[Stored data]

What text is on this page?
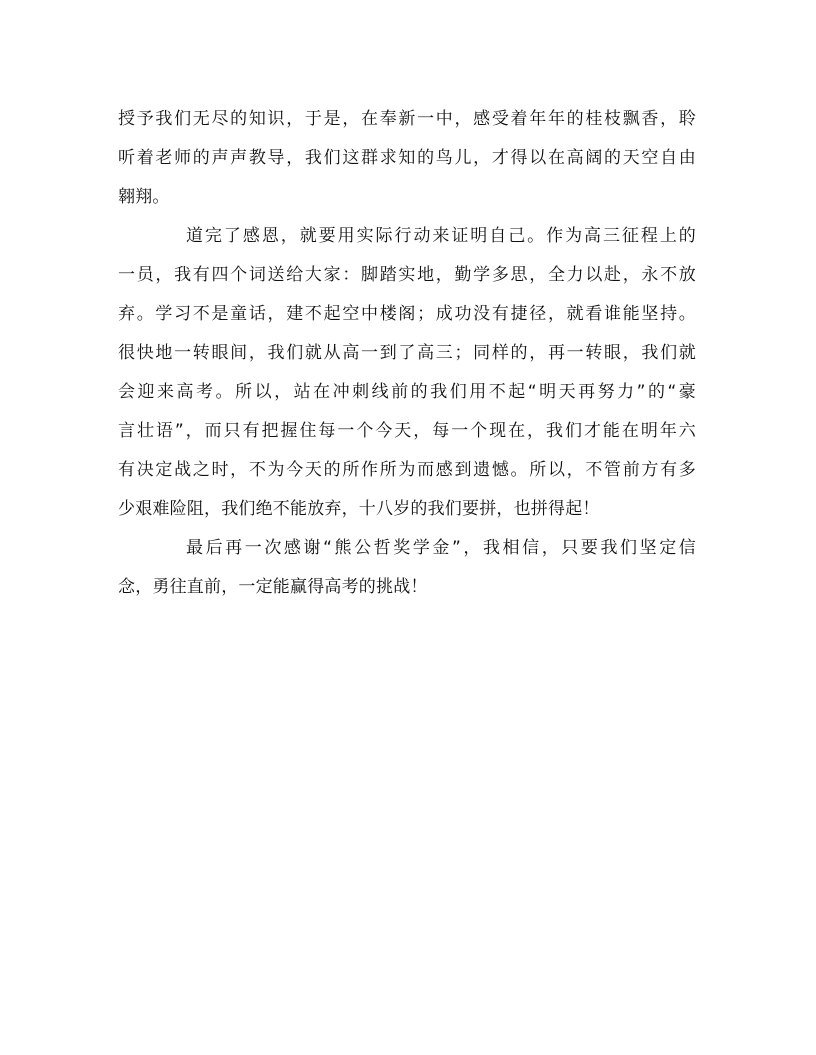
授予我们无尽的知识，于是，在奉新一中，感受着年年的桂枝飘香，聆
听着老师的声声教导，我们这群求知的鸟儿，才得以在高阔的天空自由
翱翔。
道完了感恩，就要用实际行动来证明自己。作为高三征程上的
一员，我有四个词送给大家：脚踏实地，勤学多思，全力以赴，永不放
弃。学习不是童话，建不起空中楼阁；成功没有捷径，就看谁能坚持。
很快地一转眼间，我们就从高一到了高三；同样的，再一转眼，我们就
会迎来高考。所以，站在冲刺线前的我们用不起“明天再努力”的“豪
言壮语”，而只有把握住每一个今天，每一个现在，我们才能在明年六
有决定战之时，不为今天的所作所为而感到遗憾。所以，不管前方有多
少艰难险阻，我们绝不能放弃，十八岁的我们要拼，也拼得起！
最后再一次感谢“熊公哲奖学金”，我相信，只要我们坚定信
念，勇往直前，一定能赢得高考的挑战！
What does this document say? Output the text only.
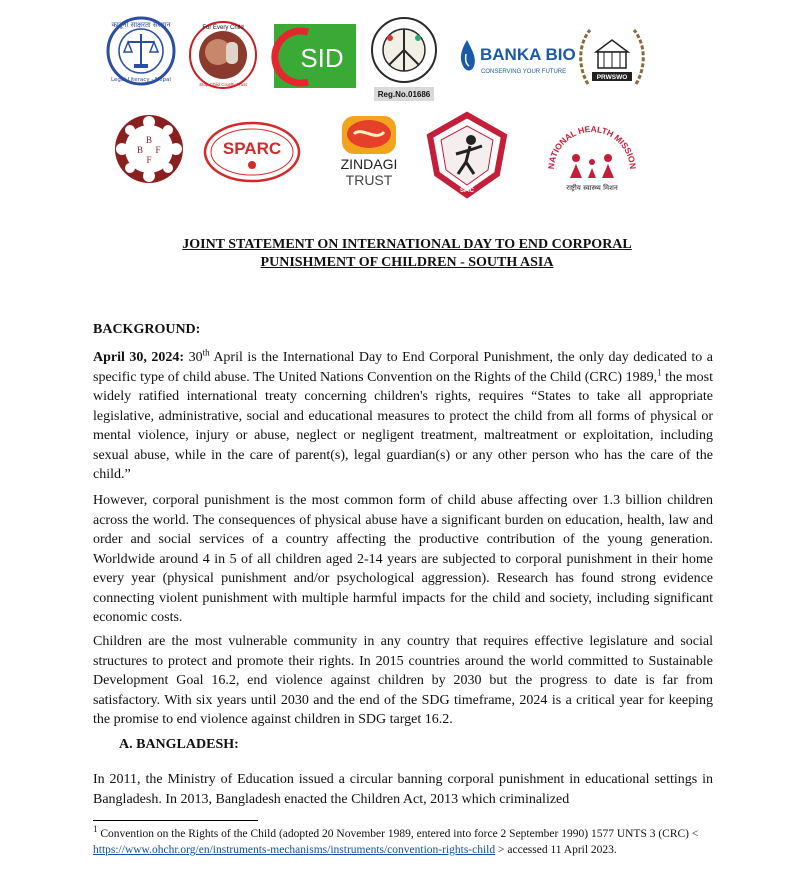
कानूनी साक्षरता संस्थान
Legal Literacy - Nepal
For Every Child
Stop Child Cruelty Trust
SID
Reg.No.01686
BANKA BIO
CONSERVING YOUR FUTURE
PRWSWO
B
B F
F
SPARC
ZINDAGI
TRUST
SPIC
NATIONAL HEALTH MISSION
राष्ट्रीय स्वास्थ्य मिशन

JOINT STATEMENT ON INTERNATIONAL DAY TO END CORPORAL

PUNISHMENT OF CHILDREN - SOUTH ASIA

BACKGROUND:

April 30, 2024: 30th April is the International Day to End Corporal Punishment, the only day dedicated to a specific type of child abuse. The United Nations Convention on the Rights of the Child (CRC) 1989,$^1$ the most widely ratified international treaty concerning children's rights, requires “States to take all appropriate legislative, administrative, social and educational measures to protect the child from all forms of physical or mental violence, injury or abuse, neglect or negligent treatment, maltreatment or exploitation, including sexual abuse, while in the care of parent(s), legal guardian(s) or any other person who has the care of the child.”

However, corporal punishment is the most common form of child abuse affecting over 1.3 billion children across the world. The consequences of physical abuse have a significant burden on education, health, law and order and social services of a country affecting the productive contribution of the young generation. Worldwide around 4 in 5 of all children aged 2-14 years are subjected to corporal punishment in their home every year (physical punishment and/or psychological aggression). Research has found strong evidence connecting violent punishment with multiple harmful impacts for the child and society, including significant economic costs.

Children are the most vulnerable community in any country that requires effective legislature and social structures to protect and promote their rights. In 2015 countries around the world committed to Sustainable Development Goal 16.2, end violence against children by 2030 but the progress to date is far from satisfactory. With six years until 2030 and the end of the SDG timeframe, 2024 is a critical year for keeping the promise to end violence against children in SDG target 16.2.

A. BANGLADESH:

In 2011, the Ministry of Education issued a circular banning corporal punishment in educational settings in Bangladesh. In 2013, Bangladesh enacted the Children Act, 2013 which criminalized

$^1$ Convention on the Rights of the Child (adopted 20 November 1989, entered into force 2 September 1990) 1577 UNTS 3 (CRC) < https://www.ohchr.org/en/instruments-mechanisms/instruments/convention-rights-child > accessed 11 April 2023.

EXERCISE TASK:
Write out every entry again word for word, without any of the pictures.

RESULT OF THE EXERCISE:
What text is on this page?
授予我们无尽的知识，于是，在奉新一中，感受着年年的桂枝飘香，聆
听着老师的声声教导，我们这群求知的鸟儿，才得以在高阔的天空自由
翱翔。
道完了感恩，就要用实际行动来证明自己。作为高三征程上的
一员，我有四个词送给大家：脚踏实地，勤学多思，全力以赴，永不放
弃。学习不是童话，建不起空中楼阁；成功没有捷径，就看谁能坚持。
很快地一转眼间，我们就从高一到了高三；同样的，再一转眼，我们就
会迎来高考。所以，站在冲刺线前的我们用不起“明天再努力”的“豪
言壮语”，而只有把握住每一个今天，每一个现在，我们才能在明年六
有决定战之时，不为今天的所作所为而感到遗憾。所以，不管前方有多
少艰难险阻，我们绝不能放弃，十八岁的我们要拼，也拼得起！
最后再一次感谢“熊公哲奖学金”，我相信，只要我们坚定信
念，勇往直前，一定能赢得高考的挑战！
What does this document say? Output the text only.
कानूनी साक्षरता संस्थान
Legal Literacy - Nepal
For Every Child
Stop Child Cruelty Trust
SID
Reg.No.01686
BANKA BIO
CONSERVING YOUR FUTURE
PRWSWO
B
B F
F
SPARC
ZINDAGI
TRUST
SPIC
NATIONAL HEALTH MISSION
राष्ट्रीय स्वास्थ्य मिशन

JOINT STATEMENT ON INTERNATIONAL DAY TO END CORPORAL

PUNISHMENT OF CHILDREN - SOUTH ASIA

BACKGROUND:

April 30, 2024: 30th April is the International Day to End Corporal Punishment, the only day dedicated to a specific type of child abuse. The United Nations Convention on the Rights of the Child (CRC) 1989,$^1$ the most widely ratified international treaty concerning children's rights, requires “States to take all appropriate legislative, administrative, social and educational measures to protect the child from all forms of physical or mental violence, injury or abuse, neglect or negligent treatment, maltreatment or exploitation, including sexual abuse, while in the care of parent(s), legal guardian(s) or any other person who has the care of the child.”

However, corporal punishment is the most common form of child abuse affecting over 1.3 billion children across the world. The consequences of physical abuse have a significant burden on education, health, law and order and social services of a country affecting the productive contribution of the young generation. Worldwide around 4 in 5 of all children aged 2-14 years are subjected to corporal punishment in their home every year (physical punishment and/or psychological aggression). Research has found strong evidence connecting violent punishment with multiple harmful impacts for the child and society, including significant economic costs.

Children are the most vulnerable community in any country that requires effective legislature and social structures to protect and promote their rights. In 2015 countries around the world committed to Sustainable Development Goal 16.2, end violence against children by 2030 but the progress to date is far from satisfactory. With six years until 2030 and the end of the SDG timeframe, 2024 is a critical year for keeping the promise to end violence against children in SDG target 16.2.

A. BANGLADESH:

In 2011, the Ministry of Education issued a circular banning corporal punishment in educational settings in Bangladesh. In 2013, Bangladesh enacted the Children Act, 2013 which criminalized

$^1$ Convention on the Rights of the Child (adopted 20 November 1989, entered into force 2 September 1990) 1577 UNTS 3 (CRC) < https://www.ohchr.org/en/instruments-mechanisms/instruments/convention-rights-child > accessed 11 April 2023.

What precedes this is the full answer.